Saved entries
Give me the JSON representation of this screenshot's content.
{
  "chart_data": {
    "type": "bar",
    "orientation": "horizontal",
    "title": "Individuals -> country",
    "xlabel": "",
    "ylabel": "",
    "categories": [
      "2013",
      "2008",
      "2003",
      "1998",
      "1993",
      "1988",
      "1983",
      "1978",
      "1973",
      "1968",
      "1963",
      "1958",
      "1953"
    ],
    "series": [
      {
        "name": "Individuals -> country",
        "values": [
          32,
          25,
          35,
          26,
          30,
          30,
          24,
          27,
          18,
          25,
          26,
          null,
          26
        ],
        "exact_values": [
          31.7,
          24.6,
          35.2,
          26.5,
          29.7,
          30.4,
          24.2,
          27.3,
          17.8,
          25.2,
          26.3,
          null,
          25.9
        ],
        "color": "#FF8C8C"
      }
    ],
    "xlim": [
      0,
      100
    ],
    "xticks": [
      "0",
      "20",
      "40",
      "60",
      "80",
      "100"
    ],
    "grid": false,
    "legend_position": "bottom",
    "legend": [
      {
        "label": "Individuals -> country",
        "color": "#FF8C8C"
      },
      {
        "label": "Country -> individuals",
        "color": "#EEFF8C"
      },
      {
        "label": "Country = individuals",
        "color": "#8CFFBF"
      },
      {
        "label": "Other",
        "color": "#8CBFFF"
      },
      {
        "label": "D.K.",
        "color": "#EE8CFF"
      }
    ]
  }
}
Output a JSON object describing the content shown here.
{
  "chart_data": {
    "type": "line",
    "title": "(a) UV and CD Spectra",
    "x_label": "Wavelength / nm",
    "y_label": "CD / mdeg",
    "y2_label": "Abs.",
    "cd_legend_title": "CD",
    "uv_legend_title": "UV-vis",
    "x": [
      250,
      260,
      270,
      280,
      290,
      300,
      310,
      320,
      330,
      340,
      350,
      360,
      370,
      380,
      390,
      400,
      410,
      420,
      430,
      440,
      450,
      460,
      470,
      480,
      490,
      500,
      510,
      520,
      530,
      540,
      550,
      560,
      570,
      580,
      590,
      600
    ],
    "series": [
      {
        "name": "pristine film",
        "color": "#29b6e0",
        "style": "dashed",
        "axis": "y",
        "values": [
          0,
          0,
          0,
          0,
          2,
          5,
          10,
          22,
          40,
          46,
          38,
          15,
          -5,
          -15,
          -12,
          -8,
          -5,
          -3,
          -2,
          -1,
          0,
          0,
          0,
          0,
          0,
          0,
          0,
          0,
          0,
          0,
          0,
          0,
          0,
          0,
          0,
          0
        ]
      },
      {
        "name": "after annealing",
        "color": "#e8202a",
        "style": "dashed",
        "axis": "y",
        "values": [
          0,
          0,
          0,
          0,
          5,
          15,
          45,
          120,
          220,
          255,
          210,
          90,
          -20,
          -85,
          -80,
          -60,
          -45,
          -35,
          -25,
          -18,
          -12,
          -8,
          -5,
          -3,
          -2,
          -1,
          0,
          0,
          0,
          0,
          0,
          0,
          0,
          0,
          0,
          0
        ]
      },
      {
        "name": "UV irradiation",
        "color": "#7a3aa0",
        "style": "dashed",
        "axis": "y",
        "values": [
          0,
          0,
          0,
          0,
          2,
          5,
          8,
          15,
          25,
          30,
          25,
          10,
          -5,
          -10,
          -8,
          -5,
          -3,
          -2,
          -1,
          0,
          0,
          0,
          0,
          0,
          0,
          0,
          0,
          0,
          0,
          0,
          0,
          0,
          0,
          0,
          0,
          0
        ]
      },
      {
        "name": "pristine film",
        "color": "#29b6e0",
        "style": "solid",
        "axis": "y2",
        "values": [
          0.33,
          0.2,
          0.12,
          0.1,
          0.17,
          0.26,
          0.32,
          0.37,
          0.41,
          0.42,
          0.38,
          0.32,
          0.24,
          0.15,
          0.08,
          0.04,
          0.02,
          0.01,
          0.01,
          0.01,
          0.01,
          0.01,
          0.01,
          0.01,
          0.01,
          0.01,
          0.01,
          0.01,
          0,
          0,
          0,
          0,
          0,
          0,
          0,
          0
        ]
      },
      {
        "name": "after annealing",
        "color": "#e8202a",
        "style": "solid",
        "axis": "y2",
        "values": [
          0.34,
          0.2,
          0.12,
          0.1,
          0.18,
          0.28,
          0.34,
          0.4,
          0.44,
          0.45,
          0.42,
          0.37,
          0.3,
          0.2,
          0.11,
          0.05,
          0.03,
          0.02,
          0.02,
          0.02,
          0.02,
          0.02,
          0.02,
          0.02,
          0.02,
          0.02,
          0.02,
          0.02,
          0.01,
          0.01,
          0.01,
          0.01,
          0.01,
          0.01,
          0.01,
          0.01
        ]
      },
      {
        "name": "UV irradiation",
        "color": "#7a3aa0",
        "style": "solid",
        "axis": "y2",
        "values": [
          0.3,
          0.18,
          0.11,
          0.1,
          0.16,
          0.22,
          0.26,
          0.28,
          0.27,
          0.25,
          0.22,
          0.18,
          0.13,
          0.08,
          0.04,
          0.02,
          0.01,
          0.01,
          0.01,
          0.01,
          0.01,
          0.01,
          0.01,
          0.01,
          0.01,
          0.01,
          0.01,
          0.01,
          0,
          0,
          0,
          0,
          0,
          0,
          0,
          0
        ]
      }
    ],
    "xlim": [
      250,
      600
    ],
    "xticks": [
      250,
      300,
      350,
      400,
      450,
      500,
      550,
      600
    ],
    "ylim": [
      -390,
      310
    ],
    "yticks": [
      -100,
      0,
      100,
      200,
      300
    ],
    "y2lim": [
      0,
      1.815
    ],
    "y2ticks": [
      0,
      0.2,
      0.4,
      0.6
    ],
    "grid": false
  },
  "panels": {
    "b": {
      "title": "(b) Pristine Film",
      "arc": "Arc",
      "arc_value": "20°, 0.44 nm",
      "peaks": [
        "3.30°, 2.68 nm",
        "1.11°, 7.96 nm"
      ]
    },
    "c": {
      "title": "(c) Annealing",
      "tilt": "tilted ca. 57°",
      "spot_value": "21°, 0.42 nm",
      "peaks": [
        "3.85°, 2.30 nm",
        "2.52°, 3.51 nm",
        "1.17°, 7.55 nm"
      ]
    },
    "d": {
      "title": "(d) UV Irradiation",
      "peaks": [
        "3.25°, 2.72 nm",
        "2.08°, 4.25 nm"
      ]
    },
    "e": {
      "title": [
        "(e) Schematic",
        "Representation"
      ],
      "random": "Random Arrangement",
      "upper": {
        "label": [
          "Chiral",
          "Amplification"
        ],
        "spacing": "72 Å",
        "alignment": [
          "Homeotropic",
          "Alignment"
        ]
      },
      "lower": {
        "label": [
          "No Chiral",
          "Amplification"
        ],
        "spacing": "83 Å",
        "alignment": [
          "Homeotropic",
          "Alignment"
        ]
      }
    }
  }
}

PROMPT »
From the records above, extract each line exactly as shown.

ANSWER TO THIS PROBLEM »
Give me the JSON representation of this screenshot's content.
{
  "chart_data": {
    "type": "bar",
    "orientation": "horizontal",
    "title": "Individuals -> country",
    "xlabel": "",
    "ylabel": "",
    "categories": [
      "2013",
      "2008",
      "2003",
      "1998",
      "1993",
      "1988",
      "1983",
      "1978",
      "1973",
      "1968",
      "1963",
      "1958",
      "1953"
    ],
    "series": [
      {
        "name": "Individuals -> country",
        "values": [
          32,
          25,
          35,
          26,
          30,
          30,
          24,
          27,
          18,
          25,
          26,
          null,
          26
        ],
        "exact_values": [
          31.7,
          24.6,
          35.2,
          26.5,
          29.7,
          30.4,
          24.2,
          27.3,
          17.8,
          25.2,
          26.3,
          null,
          25.9
        ],
        "color": "#FF8C8C"
      }
    ],
    "xlim": [
      0,
      100
    ],
    "xticks": [
      "0",
      "20",
      "40",
      "60",
      "80",
      "100"
    ],
    "grid": false,
    "legend_position": "bottom",
    "legend": [
      {
        "label": "Individuals -> country",
        "color": "#FF8C8C"
      },
      {
        "label": "Country -> individuals",
        "color": "#EEFF8C"
      },
      {
        "label": "Country = individuals",
        "color": "#8CFFBF"
      },
      {
        "label": "Other",
        "color": "#8CBFFF"
      },
      {
        "label": "D.K.",
        "color": "#EE8CFF"
      }
    ]
  }
}
Output a JSON object describing the content shown here.
{
  "chart_data": {
    "type": "line",
    "title": "(a) UV and CD Spectra",
    "x_label": "Wavelength / nm",
    "y_label": "CD / mdeg",
    "y2_label": "Abs.",
    "cd_legend_title": "CD",
    "uv_legend_title": "UV-vis",
    "x": [
      250,
      260,
      270,
      280,
      290,
      300,
      310,
      320,
      330,
      340,
      350,
      360,
      370,
      380,
      390,
      400,
      410,
      420,
      430,
      440,
      450,
      460,
      470,
      480,
      490,
      500,
      510,
      520,
      530,
      540,
      550,
      560,
      570,
      580,
      590,
      600
    ],
    "series": [
      {
        "name": "pristine film",
        "color": "#29b6e0",
        "style": "dashed",
        "axis": "y",
        "values": [
          0,
          0,
          0,
          0,
          2,
          5,
          10,
          22,
          40,
          46,
          38,
          15,
          -5,
          -15,
          -12,
          -8,
          -5,
          -3,
          -2,
          -1,
          0,
          0,
          0,
          0,
          0,
          0,
          0,
          0,
          0,
          0,
          0,
          0,
          0,
          0,
          0,
          0
        ]
      },
      {
        "name": "after annealing",
        "color": "#e8202a",
        "style": "dashed",
        "axis": "y",
        "values": [
          0,
          0,
          0,
          0,
          5,
          15,
          45,
          120,
          220,
          255,
          210,
          90,
          -20,
          -85,
          -80,
          -60,
          -45,
          -35,
          -25,
          -18,
          -12,
          -8,
          -5,
          -3,
          -2,
          -1,
          0,
          0,
          0,
          0,
          0,
          0,
          0,
          0,
          0,
          0
        ]
      },
      {
        "name": "UV irradiation",
        "color": "#7a3aa0",
        "style": "dashed",
        "axis": "y",
        "values": [
          0,
          0,
          0,
          0,
          2,
          5,
          8,
          15,
          25,
          30,
          25,
          10,
          -5,
          -10,
          -8,
          -5,
          -3,
          -2,
          -1,
          0,
          0,
          0,
          0,
          0,
          0,
          0,
          0,
          0,
          0,
          0,
          0,
          0,
          0,
          0,
          0,
          0
        ]
      },
      {
        "name": "pristine film",
        "color": "#29b6e0",
        "style": "solid",
        "axis": "y2",
        "values": [
          0.33,
          0.2,
          0.12,
          0.1,
          0.17,
          0.26,
          0.32,
          0.37,
          0.41,
          0.42,
          0.38,
          0.32,
          0.24,
          0.15,
          0.08,
          0.04,
          0.02,
          0.01,
          0.01,
          0.01,
          0.01,
          0.01,
          0.01,
          0.01,
          0.01,
          0.01,
          0.01,
          0.01,
          0,
          0,
          0,
          0,
          0,
          0,
          0,
          0
        ]
      },
      {
        "name": "after annealing",
        "color": "#e8202a",
        "style": "solid",
        "axis": "y2",
        "values": [
          0.34,
          0.2,
          0.12,
          0.1,
          0.18,
          0.28,
          0.34,
          0.4,
          0.44,
          0.45,
          0.42,
          0.37,
          0.3,
          0.2,
          0.11,
          0.05,
          0.03,
          0.02,
          0.02,
          0.02,
          0.02,
          0.02,
          0.02,
          0.02,
          0.02,
          0.02,
          0.02,
          0.02,
          0.01,
          0.01,
          0.01,
          0.01,
          0.01,
          0.01,
          0.01,
          0.01
        ]
      },
      {
        "name": "UV irradiation",
        "color": "#7a3aa0",
        "style": "solid",
        "axis": "y2",
        "values": [
          0.3,
          0.18,
          0.11,
          0.1,
          0.16,
          0.22,
          0.26,
          0.28,
          0.27,
          0.25,
          0.22,
          0.18,
          0.13,
          0.08,
          0.04,
          0.02,
          0.01,
          0.01,
          0.01,
          0.01,
          0.01,
          0.01,
          0.01,
          0.01,
          0.01,
          0.01,
          0.01,
          0.01,
          0,
          0,
          0,
          0,
          0,
          0,
          0,
          0
        ]
      }
    ],
    "xlim": [
      250,
      600
    ],
    "xticks": [
      250,
      300,
      350,
      400,
      450,
      500,
      550,
      600
    ],
    "ylim": [
      -390,
      310
    ],
    "yticks": [
      -100,
      0,
      100,
      200,
      300
    ],
    "y2lim": [
      0,
      1.815
    ],
    "y2ticks": [
      0,
      0.2,
      0.4,
      0.6
    ],
    "grid": false
  },
  "panels": {
    "b": {
      "title": "(b) Pristine Film",
      "arc": "Arc",
      "arc_value": "20°, 0.44 nm",
      "peaks": [
        "3.30°, 2.68 nm",
        "1.11°, 7.96 nm"
      ]
    },
    "c": {
      "title": "(c) Annealing",
      "tilt": "tilted ca. 57°",
      "spot_value": "21°, 0.42 nm",
      "peaks": [
        "3.85°, 2.30 nm",
        "2.52°, 3.51 nm",
        "1.17°, 7.55 nm"
      ]
    },
    "d": {
      "title": "(d) UV Irradiation",
      "peaks": [
        "3.25°, 2.72 nm",
        "2.08°, 4.25 nm"
      ]
    },
    "e": {
      "title": [
        "(e) Schematic",
        "Representation"
      ],
      "random": "Random Arrangement",
      "upper": {
        "label": [
          "Chiral",
          "Amplification"
        ],
        "spacing": "72 Å",
        "alignment": [
          "Homeotropic",
          "Alignment"
        ]
      },
      "lower": {
        "label": [
          "No Chiral",
          "Amplification"
        ],
        "spacing": "83 Å",
        "alignment": [
          "Homeotropic",
          "Alignment"
        ]
      }
    }
  }
}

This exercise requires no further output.